◆ What the task requires
Each entry below should be reproduced character for character.

◆ Records provided
- - -

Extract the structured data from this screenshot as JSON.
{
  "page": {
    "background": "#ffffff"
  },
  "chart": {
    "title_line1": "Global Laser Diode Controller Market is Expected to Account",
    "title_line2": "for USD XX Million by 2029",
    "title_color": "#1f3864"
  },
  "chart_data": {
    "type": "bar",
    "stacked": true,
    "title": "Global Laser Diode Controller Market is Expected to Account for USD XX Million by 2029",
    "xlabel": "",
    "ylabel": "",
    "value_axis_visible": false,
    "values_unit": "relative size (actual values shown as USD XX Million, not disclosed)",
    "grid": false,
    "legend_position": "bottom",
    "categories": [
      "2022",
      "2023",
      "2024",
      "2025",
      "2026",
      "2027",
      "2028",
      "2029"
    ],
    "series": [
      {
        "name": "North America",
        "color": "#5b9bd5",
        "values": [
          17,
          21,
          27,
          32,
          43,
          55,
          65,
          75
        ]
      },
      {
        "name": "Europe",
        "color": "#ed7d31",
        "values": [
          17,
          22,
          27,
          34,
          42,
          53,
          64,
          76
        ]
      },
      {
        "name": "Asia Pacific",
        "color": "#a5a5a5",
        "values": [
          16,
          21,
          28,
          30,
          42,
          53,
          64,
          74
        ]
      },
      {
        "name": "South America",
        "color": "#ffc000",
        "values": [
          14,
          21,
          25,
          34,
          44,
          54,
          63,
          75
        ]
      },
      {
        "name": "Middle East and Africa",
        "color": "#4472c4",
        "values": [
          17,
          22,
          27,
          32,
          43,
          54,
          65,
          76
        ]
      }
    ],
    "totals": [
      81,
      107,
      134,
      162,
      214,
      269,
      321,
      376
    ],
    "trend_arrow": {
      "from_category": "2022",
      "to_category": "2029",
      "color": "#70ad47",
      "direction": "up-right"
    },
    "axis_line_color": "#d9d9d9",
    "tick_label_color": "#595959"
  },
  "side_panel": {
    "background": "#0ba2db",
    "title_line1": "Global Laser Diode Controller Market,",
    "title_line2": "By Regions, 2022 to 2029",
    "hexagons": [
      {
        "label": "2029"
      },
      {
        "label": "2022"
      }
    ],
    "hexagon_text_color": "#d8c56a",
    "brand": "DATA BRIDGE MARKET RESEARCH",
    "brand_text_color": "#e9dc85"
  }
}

- - -

◆ Output for this exercise
Extract the structured data from this screenshot as JSON.
{
  "page": {
    "background": "#ffffff"
  },
  "chart": {
    "title_line1": "Global Laser Diode Controller Market is Expected to Account",
    "title_line2": "for USD XX Million by 2029",
    "title_color": "#1f3864"
  },
  "chart_data": {
    "type": "bar",
    "stacked": true,
    "title": "Global Laser Diode Controller Market is Expected to Account for USD XX Million by 2029",
    "xlabel": "",
    "ylabel": "",
    "value_axis_visible": false,
    "values_unit": "relative size (actual values shown as USD XX Million, not disclosed)",
    "grid": false,
    "legend_position": "bottom",
    "categories": [
      "2022",
      "2023",
      "2024",
      "2025",
      "2026",
      "2027",
      "2028",
      "2029"
    ],
    "series": [
      {
        "name": "North America",
        "color": "#5b9bd5",
        "values": [
          17,
          21,
          27,
          32,
          43,
          55,
          65,
          75
        ]
      },
      {
        "name": "Europe",
        "color": "#ed7d31",
        "values": [
          17,
          22,
          27,
          34,
          42,
          53,
          64,
          76
        ]
      },
      {
        "name": "Asia Pacific",
        "color": "#a5a5a5",
        "values": [
          16,
          21,
          28,
          30,
          42,
          53,
          64,
          74
        ]
      },
      {
        "name": "South America",
        "color": "#ffc000",
        "values": [
          14,
          21,
          25,
          34,
          44,
          54,
          63,
          75
        ]
      },
      {
        "name": "Middle East and Africa",
        "color": "#4472c4",
        "values": [
          17,
          22,
          27,
          32,
          43,
          54,
          65,
          76
        ]
      }
    ],
    "totals": [
      81,
      107,
      134,
      162,
      214,
      269,
      321,
      376
    ],
    "trend_arrow": {
      "from_category": "2022",
      "to_category": "2029",
      "color": "#70ad47",
      "direction": "up-right"
    },
    "axis_line_color": "#d9d9d9",
    "tick_label_color": "#595959"
  },
  "side_panel": {
    "background": "#0ba2db",
    "title_line1": "Global Laser Diode Controller Market,",
    "title_line2": "By Regions, 2022 to 2029",
    "hexagons": [
      {
        "label": "2029"
      },
      {
        "label": "2022"
      }
    ],
    "hexagon_text_color": "#d8c56a",
    "brand": "DATA BRIDGE MARKET RESEARCH",
    "brand_text_color": "#e9dc85"
  }
}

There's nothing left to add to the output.